• [Goal of the exercise]
Collect each line containing "Mega".

• [Figure record listings]

►

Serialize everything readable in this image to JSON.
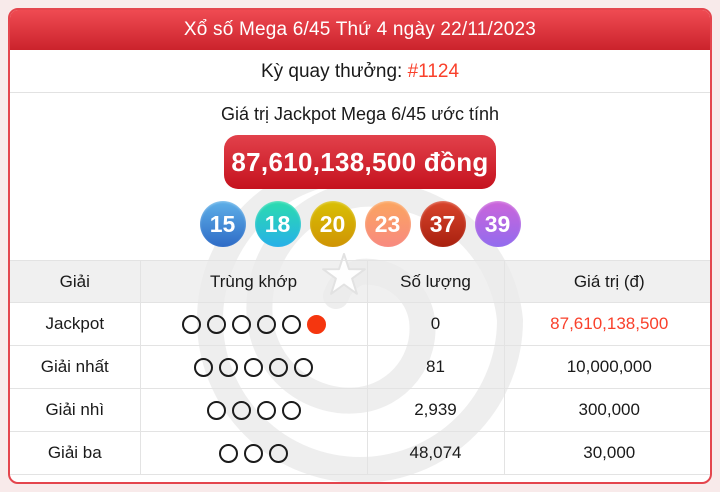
{
  "header": {
    "title": "Xổ số Mega 6/45 Thứ 4 ngày 22/11/2023"
  },
  "draw": {
    "label": "Kỳ quay thưởng: ",
    "number": "#1124"
  },
  "jackpot": {
    "caption": "Giá trị Jackpot Mega 6/45 ước tính",
    "amount": "87,610,138,500 đồng"
  },
  "balls": [
    {
      "number": "15",
      "gradient_top": "#5fb0e8",
      "gradient_bottom": "#2e6bc6"
    },
    {
      "number": "18",
      "gradient_top": "#2bdcae",
      "gradient_bottom": "#27b0e8"
    },
    {
      "number": "20",
      "gradient_top": "#d9c004",
      "gradient_bottom": "#cf9404"
    },
    {
      "number": "23",
      "gradient_top": "#fba55f",
      "gradient_bottom": "#f88a80"
    },
    {
      "number": "37",
      "gradient_top": "#d9452c",
      "gradient_bottom": "#a8200f"
    },
    {
      "number": "39",
      "gradient_top": "#cc64da",
      "gradient_bottom": "#926cee"
    }
  ],
  "table": {
    "headers": [
      "Giải",
      "Trùng khớp",
      "Số lượng",
      "Giá trị (đ)"
    ],
    "rows": [
      {
        "prize": "Jackpot",
        "match_open": 5,
        "match_filled": 1,
        "count": "0",
        "value": "87,610,138,500",
        "value_color": "#f9402b"
      },
      {
        "prize": "Giải nhất",
        "match_open": 5,
        "match_filled": 0,
        "count": "81",
        "value": "10,000,000"
      },
      {
        "prize": "Giải nhì",
        "match_open": 4,
        "match_filled": 0,
        "count": "2,939",
        "value": "300,000"
      },
      {
        "prize": "Giải ba",
        "match_open": 3,
        "match_filled": 0,
        "count": "48,074",
        "value": "30,000"
      }
    ]
  },
  "colors": {
    "accent_red": "#e4454d",
    "highlight_red_text": "#f9402b",
    "jackpot_dot_red": "#f5360f",
    "page_background": "#f8eaea",
    "table_header_bg": "#f0f0f0"
  },
  "watermark": {
    "name": "vietlott-swirl-star-logo"
  }
}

◄

• [Output for this exercise]
    "title": "Xổ số Mega 6/45 Thứ 4 ngày 22/11/2023"
    "caption": "Giá trị Jackpot Mega 6/45 ước tính",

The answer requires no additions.